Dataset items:
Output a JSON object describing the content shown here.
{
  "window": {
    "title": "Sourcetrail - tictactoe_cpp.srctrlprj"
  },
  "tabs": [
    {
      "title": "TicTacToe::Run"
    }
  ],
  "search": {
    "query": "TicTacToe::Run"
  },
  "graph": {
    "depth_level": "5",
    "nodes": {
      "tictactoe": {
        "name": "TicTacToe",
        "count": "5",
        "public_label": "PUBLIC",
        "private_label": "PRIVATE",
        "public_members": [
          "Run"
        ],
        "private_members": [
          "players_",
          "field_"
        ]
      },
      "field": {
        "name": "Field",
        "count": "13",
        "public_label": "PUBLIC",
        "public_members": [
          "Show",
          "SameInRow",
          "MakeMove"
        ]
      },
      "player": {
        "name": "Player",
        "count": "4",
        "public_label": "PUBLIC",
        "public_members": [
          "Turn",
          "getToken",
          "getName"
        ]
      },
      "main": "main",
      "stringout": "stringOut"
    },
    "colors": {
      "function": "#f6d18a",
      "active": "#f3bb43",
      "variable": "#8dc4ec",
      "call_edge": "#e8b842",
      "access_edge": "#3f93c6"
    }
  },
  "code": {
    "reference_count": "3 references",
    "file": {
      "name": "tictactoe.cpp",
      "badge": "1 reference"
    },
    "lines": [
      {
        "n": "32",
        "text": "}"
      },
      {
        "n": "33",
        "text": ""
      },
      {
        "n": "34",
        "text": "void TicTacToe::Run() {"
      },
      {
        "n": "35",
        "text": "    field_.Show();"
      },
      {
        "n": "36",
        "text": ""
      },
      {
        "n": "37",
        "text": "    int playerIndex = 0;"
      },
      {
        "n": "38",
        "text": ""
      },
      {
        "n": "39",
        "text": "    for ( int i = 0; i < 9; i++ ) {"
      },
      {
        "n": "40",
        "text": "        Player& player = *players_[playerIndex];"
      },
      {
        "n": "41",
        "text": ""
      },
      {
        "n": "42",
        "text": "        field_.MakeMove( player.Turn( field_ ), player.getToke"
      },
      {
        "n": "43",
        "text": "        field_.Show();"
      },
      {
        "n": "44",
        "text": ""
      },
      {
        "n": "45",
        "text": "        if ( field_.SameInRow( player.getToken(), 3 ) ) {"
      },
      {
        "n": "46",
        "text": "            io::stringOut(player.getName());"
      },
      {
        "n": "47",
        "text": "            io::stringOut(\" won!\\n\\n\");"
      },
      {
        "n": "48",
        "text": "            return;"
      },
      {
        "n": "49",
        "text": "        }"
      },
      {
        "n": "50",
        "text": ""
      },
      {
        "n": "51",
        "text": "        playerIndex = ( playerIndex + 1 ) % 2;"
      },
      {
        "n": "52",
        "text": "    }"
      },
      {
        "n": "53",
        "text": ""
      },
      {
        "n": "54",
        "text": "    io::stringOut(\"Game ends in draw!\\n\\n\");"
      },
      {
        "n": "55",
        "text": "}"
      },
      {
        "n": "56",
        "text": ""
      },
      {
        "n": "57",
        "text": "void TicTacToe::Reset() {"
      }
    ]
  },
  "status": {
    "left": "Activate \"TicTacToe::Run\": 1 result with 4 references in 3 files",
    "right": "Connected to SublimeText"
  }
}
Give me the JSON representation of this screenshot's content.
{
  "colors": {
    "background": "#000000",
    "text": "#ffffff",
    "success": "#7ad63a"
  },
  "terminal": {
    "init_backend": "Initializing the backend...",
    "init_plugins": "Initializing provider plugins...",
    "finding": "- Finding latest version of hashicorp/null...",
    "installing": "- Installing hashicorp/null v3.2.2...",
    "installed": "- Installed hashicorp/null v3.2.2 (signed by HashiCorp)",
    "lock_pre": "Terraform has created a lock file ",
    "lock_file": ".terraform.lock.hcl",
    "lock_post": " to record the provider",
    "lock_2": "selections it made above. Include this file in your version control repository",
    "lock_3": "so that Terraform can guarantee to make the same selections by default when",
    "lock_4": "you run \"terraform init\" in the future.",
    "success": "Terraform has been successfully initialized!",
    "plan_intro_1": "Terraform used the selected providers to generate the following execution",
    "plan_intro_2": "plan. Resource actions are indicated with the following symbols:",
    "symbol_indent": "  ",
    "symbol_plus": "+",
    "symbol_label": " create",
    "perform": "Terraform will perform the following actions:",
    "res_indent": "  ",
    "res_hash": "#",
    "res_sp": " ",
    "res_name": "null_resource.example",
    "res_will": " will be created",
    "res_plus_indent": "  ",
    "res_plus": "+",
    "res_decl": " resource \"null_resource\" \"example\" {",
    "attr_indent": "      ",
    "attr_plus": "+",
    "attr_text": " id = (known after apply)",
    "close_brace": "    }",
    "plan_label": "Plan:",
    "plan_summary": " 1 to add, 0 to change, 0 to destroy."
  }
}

Exercise brief
Working from the listing above, pick out every line that has "getName" and copy it.

Result of the task
          "getName"
        "text": "            io::stringOut(player.getName());"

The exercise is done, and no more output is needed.